• _EXTRACT_
Judge: Effective State Abstraction for Guiding Automated Web GUI Testing
Chenxu Liu, Junheng Wang, Wei Yang, Ying Zhang, Tao Xie · 2026 · ACM Transactions on Software Engineering and Methodology · doi:10.1145/3736162
Summary
This paper presents Judge, a novel approach to state abstraction for automated web GUI testing (AWGT). AWGTs explore web applications by performing GUI actions and building a state model to guide further exploration, maximising code coverage within a fixed time budget. Effective state abstraction groups pages that exhibit the same behaviour from a testing perspective into the same state, preventing testing tools from getting stuck in loops or re-exploring the same areas. The core challenge Judge addresses is that existing approaches rely on DOM-based or visual similarity metrics with predefined thresholds or learning-based classifiers, but these struggle because functionally identical pages can exhibit substantial structural differences. The paper identifies four causes: dynamically loaded data (changing text and images between visits), dynamically generated HTML attributes such as unique IDs generated by frameworks like React or Ember.js, dynamic element reordering where DOM elements appear in different positions due to asynchronous loading, and extendable elements where lists and grids vary in the number of items displayed. Judge uses a merge-and-classify strategy. In the merge phase, a tree-hash-based algorithm traverses the DOM and collapses sibling elements sharing identical subtree structures into one, stripping text content and HTML attributes. In the classify phase, simplified DOMs are converted to vector embeddings using a contrastive learning model with BERT or Longformer encoders and classified using an SVM. The paper references W3C HTML Living Standard and WCAG 2.1 semantic tagging conventions as rationale for relying on HTML tag structure. Evaluated on datasets with approximately 100,000 page pairs, Judge demonstrates consistently superior performance across 13 baseline approaches.

• _INSTRUCTIONS FOR THE TASK_
In the Judge paper summary, what kind of classifier sorts the vector embeddings in the classify phase?

• _SUPPLIED DATA_

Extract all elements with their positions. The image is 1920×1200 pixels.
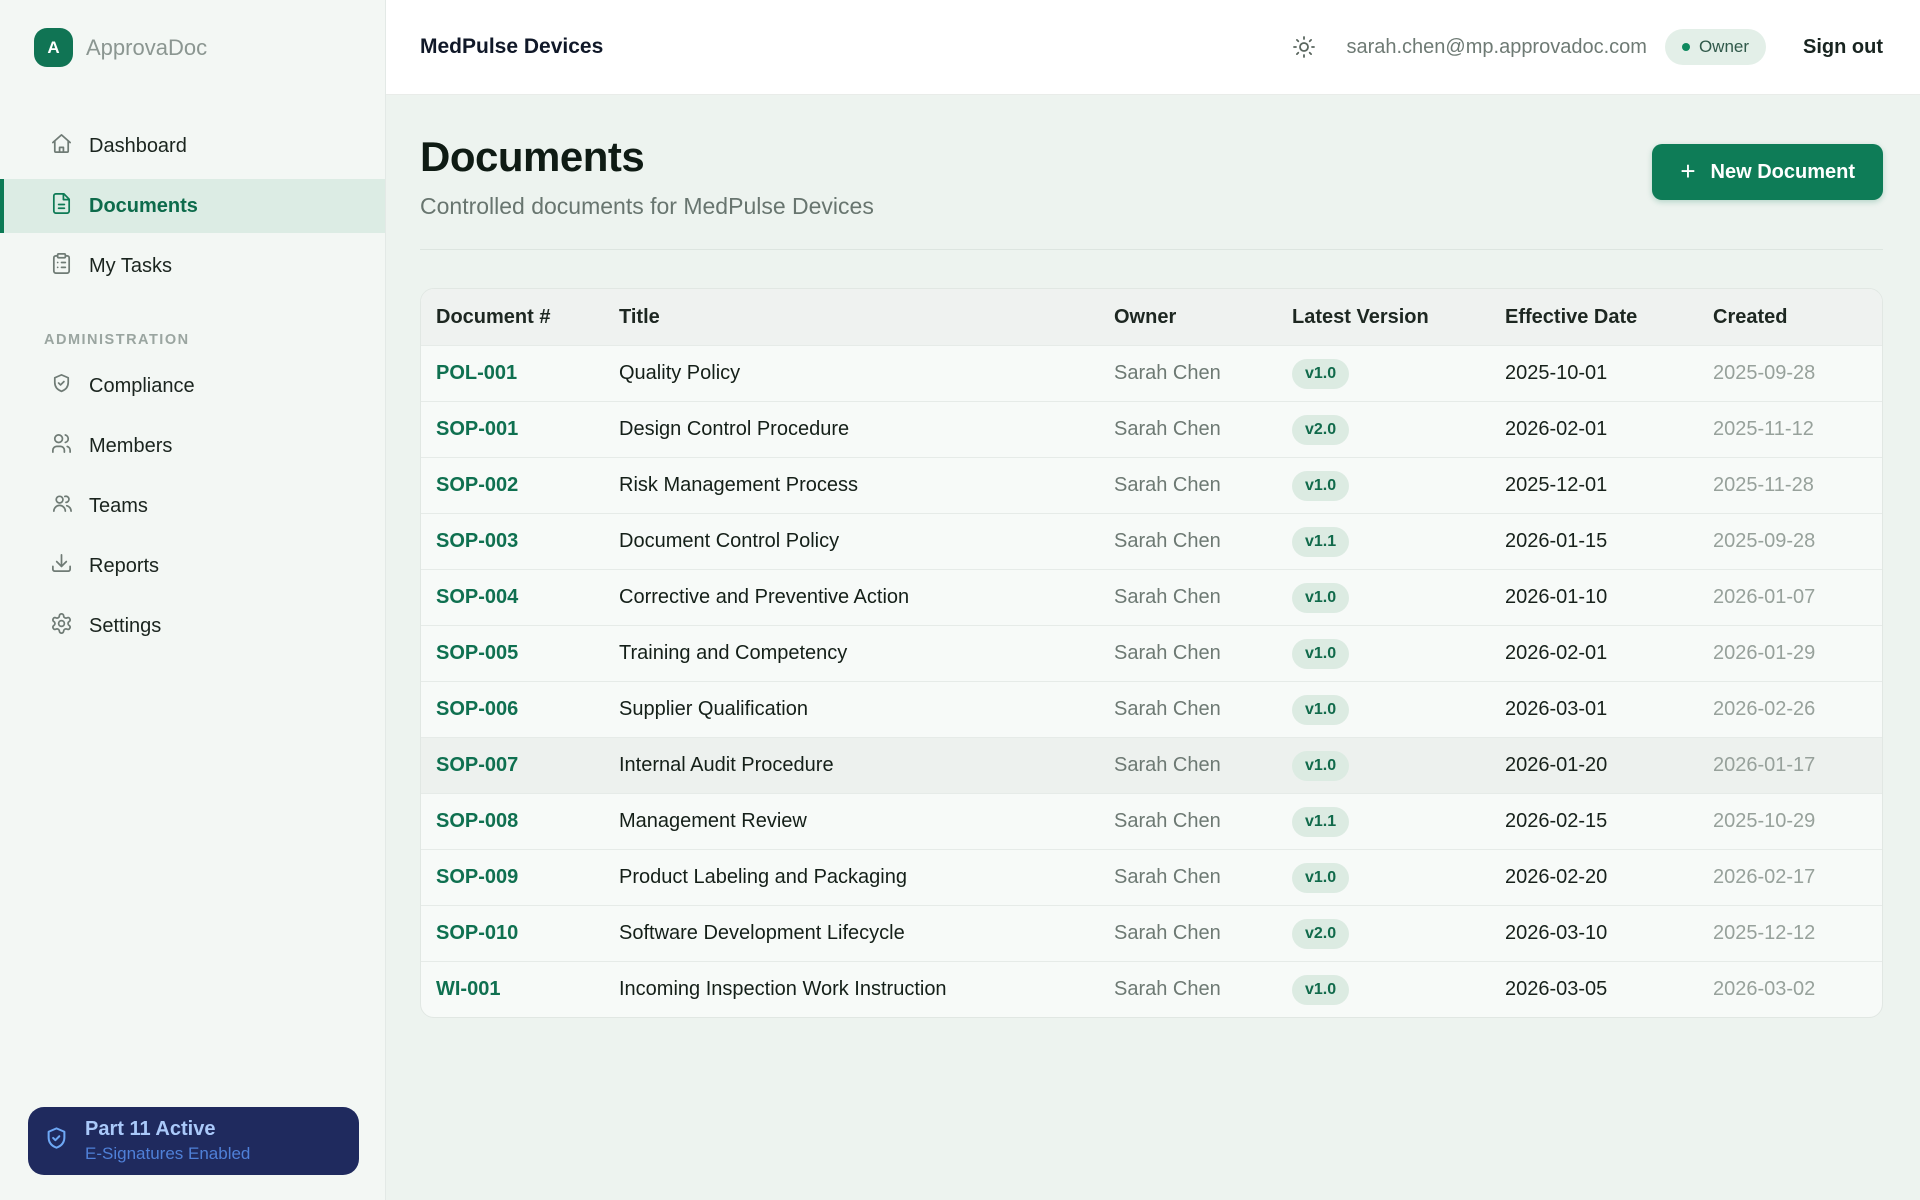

• _ANSWER FOR THIS EXERCISE_
An SVM.